> [Directive]: Below are some entries. Work out how many of their lines hold the word "以新质生产力推动新型工业化", and write that number alone.

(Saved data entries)
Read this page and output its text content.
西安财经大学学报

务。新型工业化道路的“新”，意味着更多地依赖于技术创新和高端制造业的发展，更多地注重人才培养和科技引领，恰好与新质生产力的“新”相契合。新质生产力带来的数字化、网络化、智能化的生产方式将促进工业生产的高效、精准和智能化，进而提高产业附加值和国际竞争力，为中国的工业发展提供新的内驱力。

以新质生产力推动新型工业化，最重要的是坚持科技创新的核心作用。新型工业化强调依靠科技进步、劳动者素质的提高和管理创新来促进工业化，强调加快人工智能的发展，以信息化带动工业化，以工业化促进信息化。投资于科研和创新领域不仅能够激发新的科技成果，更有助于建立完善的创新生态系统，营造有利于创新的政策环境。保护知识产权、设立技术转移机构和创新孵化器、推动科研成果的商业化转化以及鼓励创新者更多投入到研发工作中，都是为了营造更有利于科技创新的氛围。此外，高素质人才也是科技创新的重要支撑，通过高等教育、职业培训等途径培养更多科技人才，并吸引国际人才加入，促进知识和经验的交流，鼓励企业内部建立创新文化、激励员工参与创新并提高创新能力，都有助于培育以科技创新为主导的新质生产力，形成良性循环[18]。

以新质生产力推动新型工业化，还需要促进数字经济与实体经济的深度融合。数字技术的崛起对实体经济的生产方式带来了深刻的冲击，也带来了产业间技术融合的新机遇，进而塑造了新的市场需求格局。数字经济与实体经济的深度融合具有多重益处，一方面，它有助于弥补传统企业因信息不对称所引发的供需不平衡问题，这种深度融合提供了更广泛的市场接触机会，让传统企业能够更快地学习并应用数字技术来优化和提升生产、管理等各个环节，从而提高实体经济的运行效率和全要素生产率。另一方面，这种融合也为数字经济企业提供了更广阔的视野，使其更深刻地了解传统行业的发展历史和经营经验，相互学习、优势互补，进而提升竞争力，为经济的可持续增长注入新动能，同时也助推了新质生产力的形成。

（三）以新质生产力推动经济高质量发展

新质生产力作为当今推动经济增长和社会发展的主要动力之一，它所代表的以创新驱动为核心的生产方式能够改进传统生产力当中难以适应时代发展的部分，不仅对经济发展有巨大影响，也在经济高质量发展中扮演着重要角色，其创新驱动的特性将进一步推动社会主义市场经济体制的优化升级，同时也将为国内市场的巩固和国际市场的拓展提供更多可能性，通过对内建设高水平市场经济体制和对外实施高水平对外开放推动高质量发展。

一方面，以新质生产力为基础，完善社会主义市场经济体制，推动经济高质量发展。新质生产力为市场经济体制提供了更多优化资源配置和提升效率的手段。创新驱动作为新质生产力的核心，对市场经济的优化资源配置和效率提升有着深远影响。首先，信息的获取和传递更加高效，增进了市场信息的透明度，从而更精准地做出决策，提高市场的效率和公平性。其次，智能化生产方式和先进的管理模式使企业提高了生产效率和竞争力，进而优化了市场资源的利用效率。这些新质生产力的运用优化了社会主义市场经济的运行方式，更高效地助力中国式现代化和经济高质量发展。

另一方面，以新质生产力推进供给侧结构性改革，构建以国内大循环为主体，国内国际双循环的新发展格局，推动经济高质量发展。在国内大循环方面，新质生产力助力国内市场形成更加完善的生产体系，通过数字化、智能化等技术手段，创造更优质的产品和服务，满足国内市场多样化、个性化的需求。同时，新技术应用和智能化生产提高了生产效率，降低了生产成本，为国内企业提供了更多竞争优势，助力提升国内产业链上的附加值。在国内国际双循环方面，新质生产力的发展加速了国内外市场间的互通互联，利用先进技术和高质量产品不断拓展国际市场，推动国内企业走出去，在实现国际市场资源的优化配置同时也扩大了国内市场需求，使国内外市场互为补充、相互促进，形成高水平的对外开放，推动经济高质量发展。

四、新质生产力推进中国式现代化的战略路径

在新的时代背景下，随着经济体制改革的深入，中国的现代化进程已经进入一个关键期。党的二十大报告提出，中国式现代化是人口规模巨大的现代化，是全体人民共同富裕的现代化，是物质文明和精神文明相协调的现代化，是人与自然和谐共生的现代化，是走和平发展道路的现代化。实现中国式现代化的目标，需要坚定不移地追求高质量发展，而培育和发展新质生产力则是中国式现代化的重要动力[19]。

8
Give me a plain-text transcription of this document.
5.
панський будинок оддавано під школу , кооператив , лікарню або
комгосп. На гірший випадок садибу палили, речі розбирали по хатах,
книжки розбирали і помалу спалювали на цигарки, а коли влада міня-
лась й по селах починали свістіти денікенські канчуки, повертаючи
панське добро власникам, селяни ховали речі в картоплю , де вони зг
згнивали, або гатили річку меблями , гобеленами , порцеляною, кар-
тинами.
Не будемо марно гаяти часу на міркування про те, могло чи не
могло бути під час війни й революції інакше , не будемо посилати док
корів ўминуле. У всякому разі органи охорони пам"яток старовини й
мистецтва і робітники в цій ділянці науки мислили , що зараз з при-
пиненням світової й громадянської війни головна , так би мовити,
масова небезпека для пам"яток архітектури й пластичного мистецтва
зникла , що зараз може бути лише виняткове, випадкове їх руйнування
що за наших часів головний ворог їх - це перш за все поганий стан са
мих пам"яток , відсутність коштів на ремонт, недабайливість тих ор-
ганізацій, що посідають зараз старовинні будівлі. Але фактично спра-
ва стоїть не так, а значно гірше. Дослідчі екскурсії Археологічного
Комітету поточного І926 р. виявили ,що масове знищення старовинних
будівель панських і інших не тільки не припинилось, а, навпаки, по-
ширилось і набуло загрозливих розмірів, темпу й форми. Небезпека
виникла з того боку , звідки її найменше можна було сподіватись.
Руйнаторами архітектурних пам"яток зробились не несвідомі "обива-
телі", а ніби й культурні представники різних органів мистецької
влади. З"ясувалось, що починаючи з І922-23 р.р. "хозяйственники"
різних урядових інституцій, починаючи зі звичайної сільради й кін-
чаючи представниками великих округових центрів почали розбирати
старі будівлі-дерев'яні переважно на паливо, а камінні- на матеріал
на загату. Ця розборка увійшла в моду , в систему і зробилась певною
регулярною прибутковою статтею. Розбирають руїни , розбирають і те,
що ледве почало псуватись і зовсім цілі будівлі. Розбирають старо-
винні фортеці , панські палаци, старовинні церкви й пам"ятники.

> [Task output]: 2